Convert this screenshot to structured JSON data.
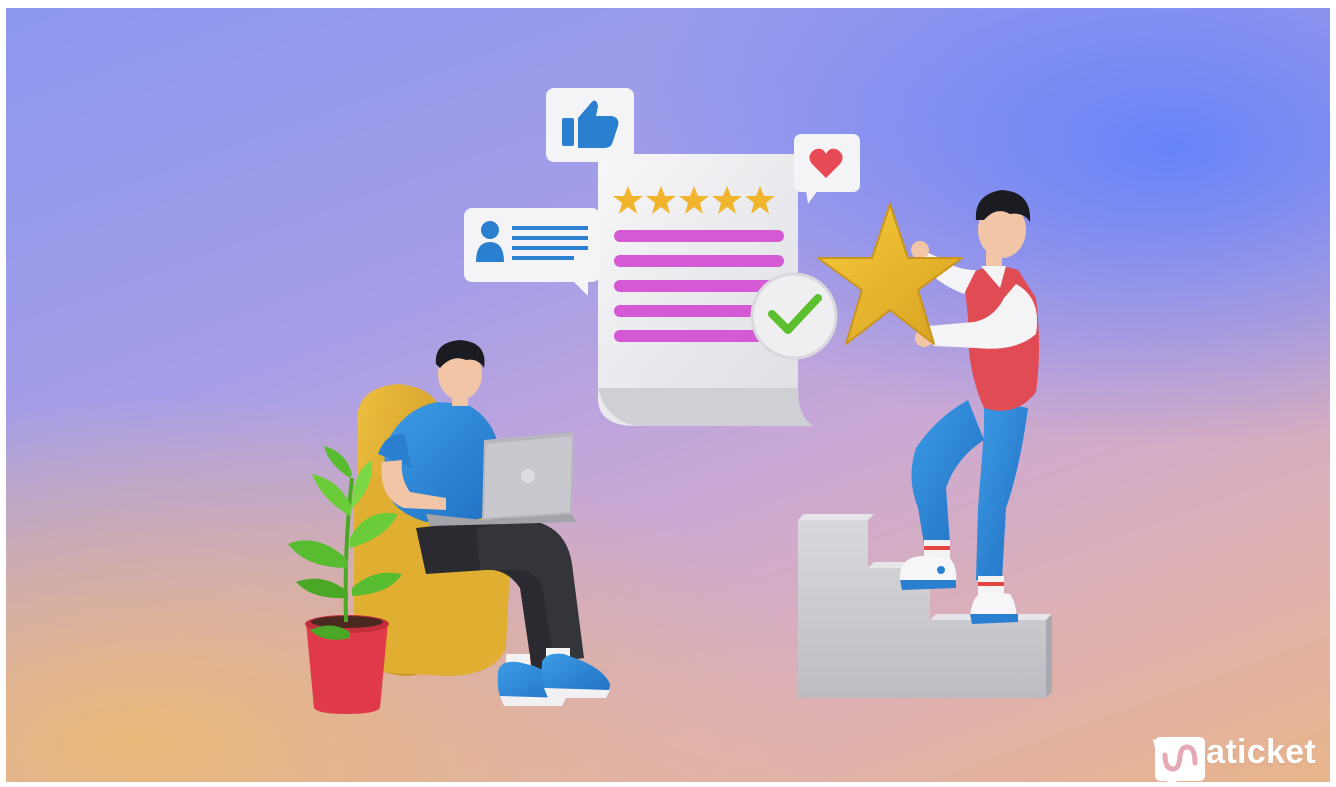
{
  "brand": {
    "name": "Whaticket"
  },
  "review_card": {
    "rating_stars": 5,
    "text_line_count": 5,
    "accent_color": "#d35ad4",
    "star_color": "#f0b52d"
  },
  "badges": [
    "thumbs-up-icon",
    "heart-icon",
    "user-profile-icon",
    "checkmark-icon"
  ],
  "colors": {
    "background_top_right": "#6282fa",
    "background_bottom_left": "#eab878",
    "plant_pot": "#e0394a",
    "armchair": "#d9a828",
    "brand_text": "#ffffff"
  }
}
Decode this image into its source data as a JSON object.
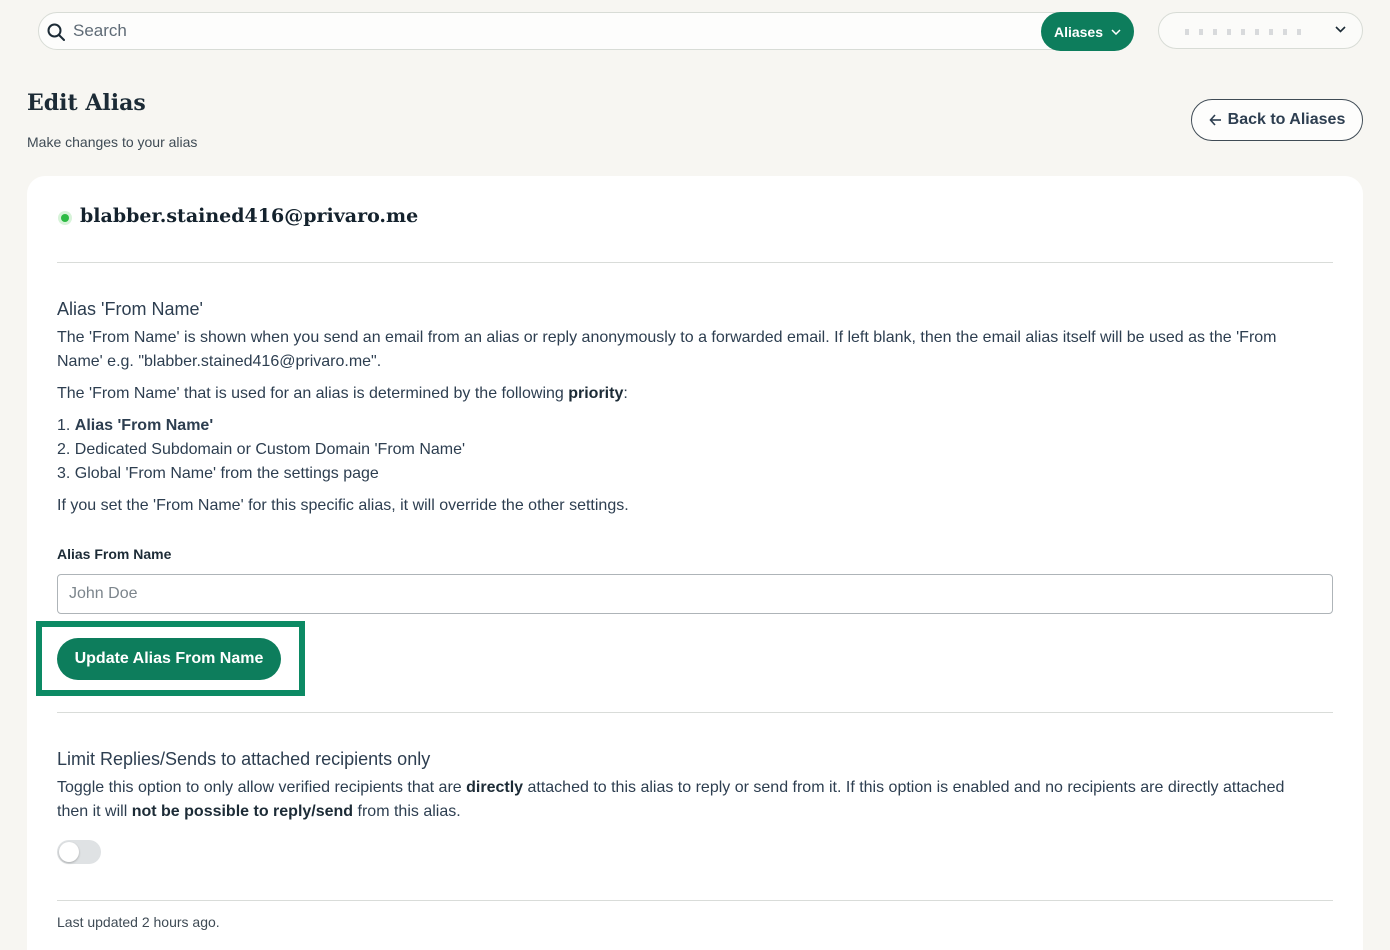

========================================

WHAT IS BEING ASKED:
Give the data above again in full and unchanged, skipping the pictures.

FULL SOLUTION:
Convert this screenshot to structured JSON data.
{
  "brand": {
    "name": "Whaticket"
  },
  "review_card": {
    "rating_stars": 5,
    "text_line_count": 5,
    "accent_color": "#d35ad4",
    "star_color": "#f0b52d"
  },
  "badges": [
    "thumbs-up-icon",
    "heart-icon",
    "user-profile-icon",
    "checkmark-icon"
  ],
  "colors": {
    "background_top_right": "#6282fa",
    "background_bottom_left": "#eab878",
    "plant_pot": "#e0394a",
    "armchair": "#d9a828",
    "brand_text": "#ffffff"
  }
}
Decode this image into its source data as a JSON object.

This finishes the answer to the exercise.